* **RECORDS SUPPLIED**:
== == ==

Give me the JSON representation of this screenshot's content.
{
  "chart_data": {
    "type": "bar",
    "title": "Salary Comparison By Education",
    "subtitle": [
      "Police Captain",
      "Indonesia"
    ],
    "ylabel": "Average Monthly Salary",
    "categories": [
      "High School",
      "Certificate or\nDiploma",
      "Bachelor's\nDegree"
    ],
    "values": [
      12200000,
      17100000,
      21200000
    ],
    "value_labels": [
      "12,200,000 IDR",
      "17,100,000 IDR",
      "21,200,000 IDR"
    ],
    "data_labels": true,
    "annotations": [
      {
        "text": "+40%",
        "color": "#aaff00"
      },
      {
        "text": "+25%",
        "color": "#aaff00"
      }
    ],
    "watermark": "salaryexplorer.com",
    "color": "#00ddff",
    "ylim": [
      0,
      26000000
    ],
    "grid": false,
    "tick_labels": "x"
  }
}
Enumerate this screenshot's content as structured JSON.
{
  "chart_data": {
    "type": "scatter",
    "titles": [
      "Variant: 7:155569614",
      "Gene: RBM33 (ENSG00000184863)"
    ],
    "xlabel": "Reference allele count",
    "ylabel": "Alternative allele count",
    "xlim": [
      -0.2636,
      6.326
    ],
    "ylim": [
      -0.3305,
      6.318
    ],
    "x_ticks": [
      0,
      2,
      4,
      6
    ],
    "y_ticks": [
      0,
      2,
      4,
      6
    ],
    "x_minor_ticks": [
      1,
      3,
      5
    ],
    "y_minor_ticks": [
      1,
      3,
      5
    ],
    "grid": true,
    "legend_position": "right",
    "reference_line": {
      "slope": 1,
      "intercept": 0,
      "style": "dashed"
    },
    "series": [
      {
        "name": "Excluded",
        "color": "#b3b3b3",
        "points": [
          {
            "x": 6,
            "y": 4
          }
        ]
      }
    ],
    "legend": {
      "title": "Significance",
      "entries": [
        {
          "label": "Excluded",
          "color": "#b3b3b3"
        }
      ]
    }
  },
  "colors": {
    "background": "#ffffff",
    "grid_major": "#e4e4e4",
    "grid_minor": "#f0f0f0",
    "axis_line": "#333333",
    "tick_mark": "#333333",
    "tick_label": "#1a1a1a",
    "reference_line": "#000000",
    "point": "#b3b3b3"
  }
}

== == ==

* **WHAT TO DO**:
Go through the listing and print each line exactly as it appears.

* **SOLUTION FOR THIS PROBLEM**:
Give me the JSON representation of this screenshot's content.
{
  "chart_data": {
    "type": "bar",
    "title": "Salary Comparison By Education",
    "subtitle": [
      "Police Captain",
      "Indonesia"
    ],
    "ylabel": "Average Monthly Salary",
    "categories": [
      "High School",
      "Certificate or\nDiploma",
      "Bachelor's\nDegree"
    ],
    "values": [
      12200000,
      17100000,
      21200000
    ],
    "value_labels": [
      "12,200,000 IDR",
      "17,100,000 IDR",
      "21,200,000 IDR"
    ],
    "data_labels": true,
    "annotations": [
      {
        "text": "+40%",
        "color": "#aaff00"
      },
      {
        "text": "+25%",
        "color": "#aaff00"
      }
    ],
    "watermark": "salaryexplorer.com",
    "color": "#00ddff",
    "ylim": [
      0,
      26000000
    ],
    "grid": false,
    "tick_labels": "x"
  }
}
Enumerate this screenshot's content as structured JSON.
{
  "chart_data": {
    "type": "scatter",
    "titles": [
      "Variant: 7:155569614",
      "Gene: RBM33 (ENSG00000184863)"
    ],
    "xlabel": "Reference allele count",
    "ylabel": "Alternative allele count",
    "xlim": [
      -0.2636,
      6.326
    ],
    "ylim": [
      -0.3305,
      6.318
    ],
    "x_ticks": [
      0,
      2,
      4,
      6
    ],
    "y_ticks": [
      0,
      2,
      4,
      6
    ],
    "x_minor_ticks": [
      1,
      3,
      5
    ],
    "y_minor_ticks": [
      1,
      3,
      5
    ],
    "grid": true,
    "legend_position": "right",
    "reference_line": {
      "slope": 1,
      "intercept": 0,
      "style": "dashed"
    },
    "series": [
      {
        "name": "Excluded",
        "color": "#b3b3b3",
        "points": [
          {
            "x": 6,
            "y": 4
          }
        ]
      }
    ],
    "legend": {
      "title": "Significance",
      "entries": [
        {
          "label": "Excluded",
          "color": "#b3b3b3"
        }
      ]
    }
  },
  "colors": {
    "background": "#ffffff",
    "grid_major": "#e4e4e4",
    "grid_minor": "#f0f0f0",
    "axis_line": "#333333",
    "tick_mark": "#333333",
    "tick_label": "#1a1a1a",
    "reference_line": "#000000",
    "point": "#b3b3b3"
  }
}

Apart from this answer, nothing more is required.